[Data extracted from a collection]
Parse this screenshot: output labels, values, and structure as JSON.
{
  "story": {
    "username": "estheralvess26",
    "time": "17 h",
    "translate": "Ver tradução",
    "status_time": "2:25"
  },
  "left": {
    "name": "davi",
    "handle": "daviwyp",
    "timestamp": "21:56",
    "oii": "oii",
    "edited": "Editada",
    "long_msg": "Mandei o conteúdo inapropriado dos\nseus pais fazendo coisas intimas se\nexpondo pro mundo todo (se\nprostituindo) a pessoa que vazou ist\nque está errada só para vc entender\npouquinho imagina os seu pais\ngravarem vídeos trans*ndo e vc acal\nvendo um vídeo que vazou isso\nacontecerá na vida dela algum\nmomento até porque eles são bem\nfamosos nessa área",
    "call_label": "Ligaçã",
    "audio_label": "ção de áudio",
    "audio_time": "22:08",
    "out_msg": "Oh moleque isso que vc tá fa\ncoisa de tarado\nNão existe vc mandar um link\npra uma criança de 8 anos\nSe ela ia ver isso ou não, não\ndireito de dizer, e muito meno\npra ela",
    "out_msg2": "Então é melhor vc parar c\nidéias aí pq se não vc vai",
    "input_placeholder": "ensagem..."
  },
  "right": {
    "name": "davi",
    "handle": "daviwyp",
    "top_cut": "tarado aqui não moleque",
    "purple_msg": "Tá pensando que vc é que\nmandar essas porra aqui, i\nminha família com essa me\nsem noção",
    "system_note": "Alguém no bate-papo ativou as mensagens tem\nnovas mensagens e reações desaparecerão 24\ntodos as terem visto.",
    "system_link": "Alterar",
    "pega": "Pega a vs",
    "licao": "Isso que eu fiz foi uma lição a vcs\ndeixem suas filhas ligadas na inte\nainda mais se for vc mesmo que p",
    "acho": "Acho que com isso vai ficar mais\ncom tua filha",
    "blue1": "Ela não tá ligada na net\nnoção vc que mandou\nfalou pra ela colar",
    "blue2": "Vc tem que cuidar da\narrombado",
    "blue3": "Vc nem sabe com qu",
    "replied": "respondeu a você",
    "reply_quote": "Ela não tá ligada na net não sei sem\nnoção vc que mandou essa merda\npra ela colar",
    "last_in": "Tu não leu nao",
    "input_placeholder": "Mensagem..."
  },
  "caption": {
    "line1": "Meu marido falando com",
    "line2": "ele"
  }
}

• [The task]: Identify the lines that contain the string "moleque", and copy every one of them.

• [Full answer]:
    "out_msg": "Oh moleque isso que vc tá fa\ncoisa de tarado\nNão existe vc mandar um link\npra uma criança de 8 anos\nSe ela ia ver isso ou não, não\ndireito de dizer, e muito meno\npra ela",
    "top_cut": "tarado aqui não moleque",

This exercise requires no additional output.